### REQUIREMENT:
Reproduce all lines of the listing below in which the word "wordt" occurs.

>>>>

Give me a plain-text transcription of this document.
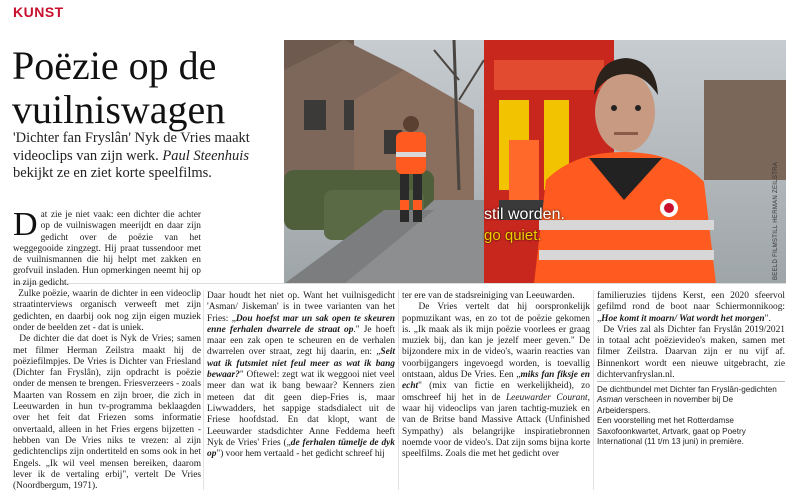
KUNST
Poëzie op de vuilniswagen
'Dichter fan Fryslân' Nyk de Vries maakt videoclips van zijn werk. Paul Steenhuis bekijkt ze en ziet korte speelfilms.	BEELD FILMSTILL HERMAN ZEILSTRA
stil worden.
go quiet.

Dat zie je niet vaak: een dichter die achter op de vuilniswagen meerijdt en daar zijn gedicht over de poëzie van het weggegooide zingzegt. Hij praat tussendoor met de vuilnismannen die hij helpt met zakken en grofvuil insladen. Hun opmerkingen neemt hij op in zijn gedicht.

Zulke poëzie, waarin de dichter in een videoclip straatinterviews organisch verweeft met zijn gedichten, en daarbij ook nog zijn eigen muziek onder de beelden zet - dat is uniek.

De dichter die dat doet is Nyk de Vries; samen met filmer Herman Zeilstra maakt hij de poëziefilmpjes. De Vries is Dichter van Friesland (Dichter fan Fryslân), zijn opdracht is poëzie onder de mensen te brengen. Friesverzeers - zoals Maarten van Rossem en zijn broer, die zich in Leeuwarden in hun tv-programma beklaagden over het feit dat Friezen soms informatie onvertaald, alleen in het Fries ergens bijzetten - hebben van De Vries niks te vrezen: al zijn gedichtenclips zijn ondertiteld en soms ook in het Engels. „Ik wil veel mensen bereiken, daarom lever ik de vertaling erbij", vertelt De Vries (Noordbergum, 1971).

Daar houdt het niet op. Want het vuilnisgedicht 'Asman/ Jiskeman' is in twee varianten van het Fries: „Dou hoefst mar un sak open te skeuren enne ferhalen dwarrele de straat op." Je hoeft maar een zak open te scheuren en de verhalen dwarrelen over straat, zegt hij daarin, en: „Seit wat ik futsmiet niet feul meer as wat ik bang bewaar?" Oftewel: zegt wat ik weggooi niet veel meer dan wat ik bang bewaar? Kenners zien meteen dat dit geen diep-Fries is, maar Liwwadders, het sappige stadsdialect uit de Friese hoofdstad. En dat klopt, want de Leeuwarder stadsdichter Anne Feddema heeft Nyk de Vries' Fries („de ferhalen tümelje de dyk op") voor hem vertaald - het gedicht schreef hij

ter ere van de stadsreiniging van Leeuwarden.

De Vries vertelt dat hij oorspronkelijk popmuzikant was, en zo tot de poëzie gekomen is. „Ik maak als ik mijn poëzie voorlees er graag muziek bij, dan kan je jezelf meer geven." De bijzondere mix in de video's, waarin reacties van voorbijgangers ingevoegd worden, is toevallig ontstaan, aldus De Vries. Een „miks fan fiksje en echt" (mix van fictie en werkelijkheid), zo omschreef hij het in de Leeuwarder Courant, waar hij videoclips van jaren tachtig-muziek en van de Britse band Massive Attack (Unfinished Sympathy) als belangrijke inspiratiebronnen noemde voor de video's. Dat zijn soms bijna korte speelfilms. Zoals die met het gedicht over

familieruzies tijdens Kerst, een 2020 sfeervol gefilmd rond de boot naar Schiermonnikoog: „Hoe komt it moarn/ Wat wordt het morgen".

De Vries zal als Dichter fan Fryslân 2019/2021 in totaal acht poëzievideo's maken, samen met filmer Zeilstra. Daarvan zijn er nu vijf af. Binnenkort wordt een nieuwe uitgebracht, zie dichtervanfryslan.nl.

De dichtbundel met Dichter fan Fryslân-gedichten Asman verscheen in november bij De Arbeiderspers.
Een voorstelling met het Rotterdamse Saxofoonkwartet, Artvark, gaat op Poetry International (11 t/m 13 juni) in première.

<<<<

### OUTPUT FOR THIS TASK:
familieruzies tijdens Kerst, een 2020 sfeervol gefilmd rond de boot naar Schiermonnikoog: „Hoe komt it moarn/ Wat wordt het morgen".
De Vries zal als Dichter fan Fryslân 2019/2021 in totaal acht poëzievideo's maken, samen met filmer Zeilstra. Daarvan zijn er nu vijf af. Binnenkort wordt een nieuwe uitgebracht, zie dichtervanfryslan.nl.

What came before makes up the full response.